## Work required
Render every line of the data below as a numbered list, omitting blank lines and leaving the pictures out of the answer.

* Start Dataset *

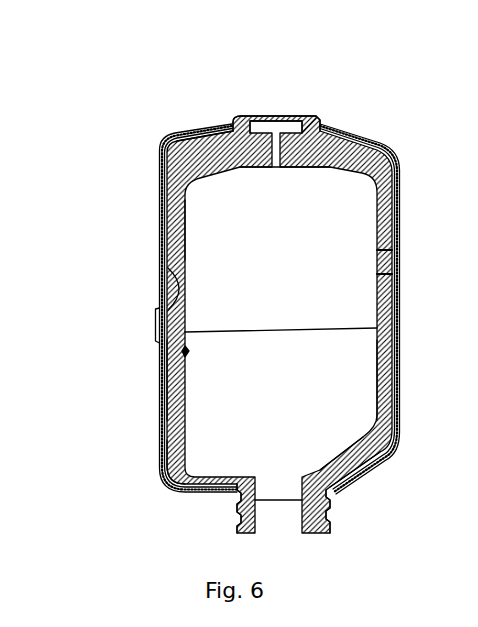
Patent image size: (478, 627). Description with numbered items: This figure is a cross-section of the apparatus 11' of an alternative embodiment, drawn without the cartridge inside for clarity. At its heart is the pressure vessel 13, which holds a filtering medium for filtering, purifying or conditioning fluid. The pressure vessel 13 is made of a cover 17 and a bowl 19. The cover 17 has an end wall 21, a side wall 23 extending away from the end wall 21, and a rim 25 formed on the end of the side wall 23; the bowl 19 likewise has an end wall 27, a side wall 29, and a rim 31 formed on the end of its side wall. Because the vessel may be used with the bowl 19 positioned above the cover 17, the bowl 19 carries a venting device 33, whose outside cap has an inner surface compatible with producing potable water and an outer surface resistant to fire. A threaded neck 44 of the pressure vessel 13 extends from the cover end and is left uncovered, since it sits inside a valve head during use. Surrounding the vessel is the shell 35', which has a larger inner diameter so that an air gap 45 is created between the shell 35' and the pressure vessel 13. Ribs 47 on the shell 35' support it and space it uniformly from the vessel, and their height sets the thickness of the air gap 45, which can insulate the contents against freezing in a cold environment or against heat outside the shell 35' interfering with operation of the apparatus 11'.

The apparatus 11' is at (256, 293).
The pressure vessel 13 is at (400, 243).
The cover 17 is at (383, 390).
The bowl 19 is at (402, 267).
The end wall 21 is at (360, 482).
The side wall 23 is at (162, 451).
The rim 25 is at (173, 275).
The end wall 27 is at (230, 156).
The side wall 29 is at (177, 237).
The rim 31 is at (185, 355).
The venting device 33 is at (317, 118).
The shell 35' is at (262, 309).
The threaded neck 44 is at (232, 507).
The air gap 45 is at (172, 373).
The ribs 47 is at (208, 152).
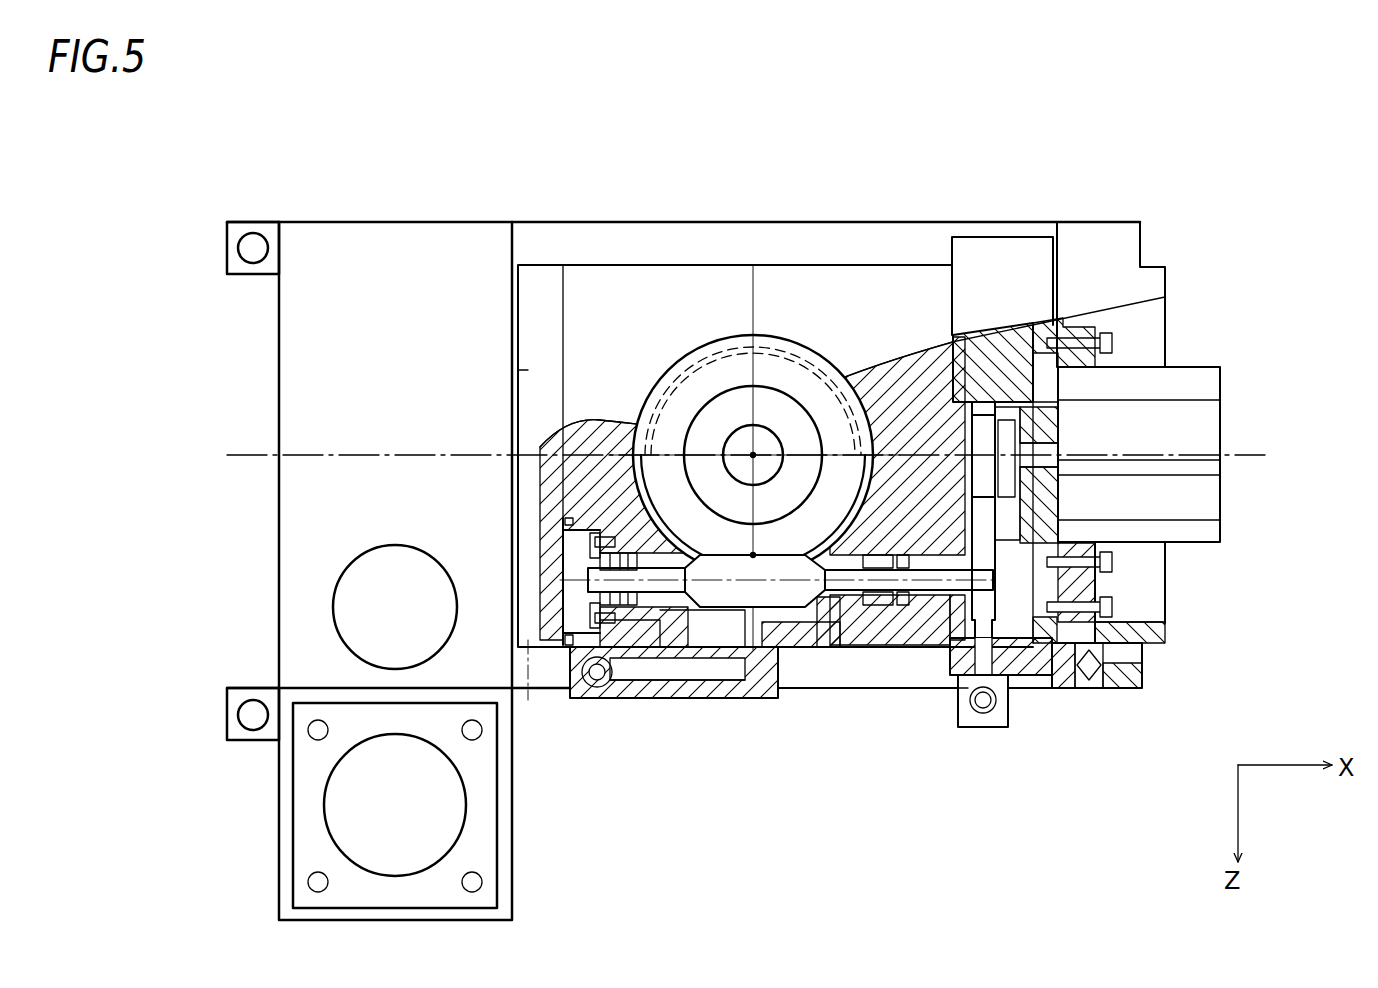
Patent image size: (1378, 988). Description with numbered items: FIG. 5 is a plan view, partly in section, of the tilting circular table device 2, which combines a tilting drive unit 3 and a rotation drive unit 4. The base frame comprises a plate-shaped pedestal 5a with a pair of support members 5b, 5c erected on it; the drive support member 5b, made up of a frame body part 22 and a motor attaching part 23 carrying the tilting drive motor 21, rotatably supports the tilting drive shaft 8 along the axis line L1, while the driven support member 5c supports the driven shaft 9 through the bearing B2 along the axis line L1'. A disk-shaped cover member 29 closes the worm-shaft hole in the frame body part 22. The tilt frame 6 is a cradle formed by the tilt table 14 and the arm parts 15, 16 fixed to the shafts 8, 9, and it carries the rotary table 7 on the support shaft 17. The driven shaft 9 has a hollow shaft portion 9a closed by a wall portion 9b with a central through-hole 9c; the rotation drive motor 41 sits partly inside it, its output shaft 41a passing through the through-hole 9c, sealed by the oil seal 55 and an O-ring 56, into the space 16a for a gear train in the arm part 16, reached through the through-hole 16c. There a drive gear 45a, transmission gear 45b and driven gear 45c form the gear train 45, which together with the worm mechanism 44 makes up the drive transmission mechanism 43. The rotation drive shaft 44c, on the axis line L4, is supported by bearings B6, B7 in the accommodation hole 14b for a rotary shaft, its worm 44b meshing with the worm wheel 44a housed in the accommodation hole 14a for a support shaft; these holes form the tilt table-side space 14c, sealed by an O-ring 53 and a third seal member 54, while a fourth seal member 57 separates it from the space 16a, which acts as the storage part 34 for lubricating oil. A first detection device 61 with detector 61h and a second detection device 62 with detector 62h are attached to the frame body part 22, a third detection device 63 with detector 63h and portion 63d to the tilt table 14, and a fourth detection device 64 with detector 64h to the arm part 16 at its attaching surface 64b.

* End Dataset *

## Written answer
1. Patent image size: (478, 627). Description with numbered items: This figure is a cross-section of the apparatus 11' of an alternative embodiment, drawn without the cartridge inside for clarity. At its heart is the pressure vessel 13, which holds a filtering medium for filtering, purifying or conditioning fluid. The pressure vessel 13 is made of a cover 17 and a bowl 19. The cover 17 has an end wall 21, a side wall 23 extending away from the end wall 21, and a rim 25 formed on the end of the side wall 23; the bowl 19 likewise has an end wall 27, a side wall 29, and a rim 31 formed on the end of its side wall. Because the vessel may be used with the bowl 19 positioned above the cover 17, the bowl 19 carries a venting device 33, whose outside cap has an inner surface compatible with producing potable water and an outer surface resistant to fire. A threaded neck 44 of the pressure vessel 13 extends from the cover end and is left uncovered, since it sits inside a valve head during use. Surrounding the vessel is the shell 35', which has a larger inner diameter so that an air gap 45 is created between the shell 35' and the pressure vessel 13. Ribs 47 on the shell 35' support it and space it uniformly from the vessel, and their height sets the thickness of the air gap 45, which can insulate the contents against freezing in a cold environment or against heat outside the shell 35' interfering with operation of the apparatus 11'.
2. The apparatus 11' is at (256, 293).
3. The pressure vessel 13 is at (400, 243).
4. The cover 17 is at (383, 390).
5. The bowl 19 is at (402, 267).
6. The end wall 21 is at (360, 482).
7. The side wall 23 is at (162, 451).
8. The rim 25 is at (173, 275).
9. The end wall 27 is at (230, 156).
10. The side wall 29 is at (177, 237).
11. The rim 31 is at (185, 355).
12. The venting device 33 is at (317, 118).
13. The shell 35' is at (262, 309).
14. The threaded neck 44 is at (232, 507).
15. The air gap 45 is at (172, 373).
16. The ribs 47 is at (208, 152).
17. Patent image size: (1378, 988). Description with numbered items: FIG. 5 is a plan view, partly in section, of the tilting circular table device 2, which combines a tilting drive unit 3 and a rotation drive unit 4. The base frame comprises a plate-shaped pedestal 5a with a pair of support members 5b, 5c erected on it; the drive support member 5b, made up of a frame body part 22 and a motor attaching part 23 carrying the tilting drive motor 21, rotatably supports the tilting drive shaft 8 along the axis line L1, while the driven support member 5c supports the driven shaft 9 through the bearing B2 along the axis line L1'. A disk-shaped cover member 29 closes the worm-shaft hole in the frame body part 22. The tilt frame 6 is a cradle formed by the tilt table 14 and the arm parts 15, 16 fixed to the shafts 8, 9, and it carries the rotary table 7 on the support shaft 17. The driven shaft 9 has a hollow shaft portion 9a closed by a wall portion 9b with a central through-hole 9c; the rotation drive motor 41 sits partly inside it, its output shaft 41a passing through the through-hole 9c, sealed by the oil seal 55 and an O-ring 56, into the space 16a for a gear train in the arm part 16, reached through the through-hole 16c. There a drive gear 45a, transmission gear 45b and driven gear 45c form the gear train 45, which together with the worm mechanism 44 makes up the drive transmission mechanism 43. The rotation drive shaft 44c, on the axis line L4, is supported by bearings B6, B7 in the accommodation hole 14b for a rotary shaft, its worm 44b meshing with the worm wheel 44a housed in the accommodation hole 14a for a support shaft; these holes form the tilt table-side space 14c, sealed by an O-ring 53 and a third seal member 54, while a fourth seal member 57 separates it from the space 16a, which acts as the storage part 34 for lubricating oil. A first detection device 61 with detector 61h and a second detection device 62 with detector 62h are attached to the frame body part 22, a third detection device 63 with detector 63h and portion 63d to the tilt table 14, and a fourth detection device 64 with detector 64h to the arm part 16 at its attaching surface 64b.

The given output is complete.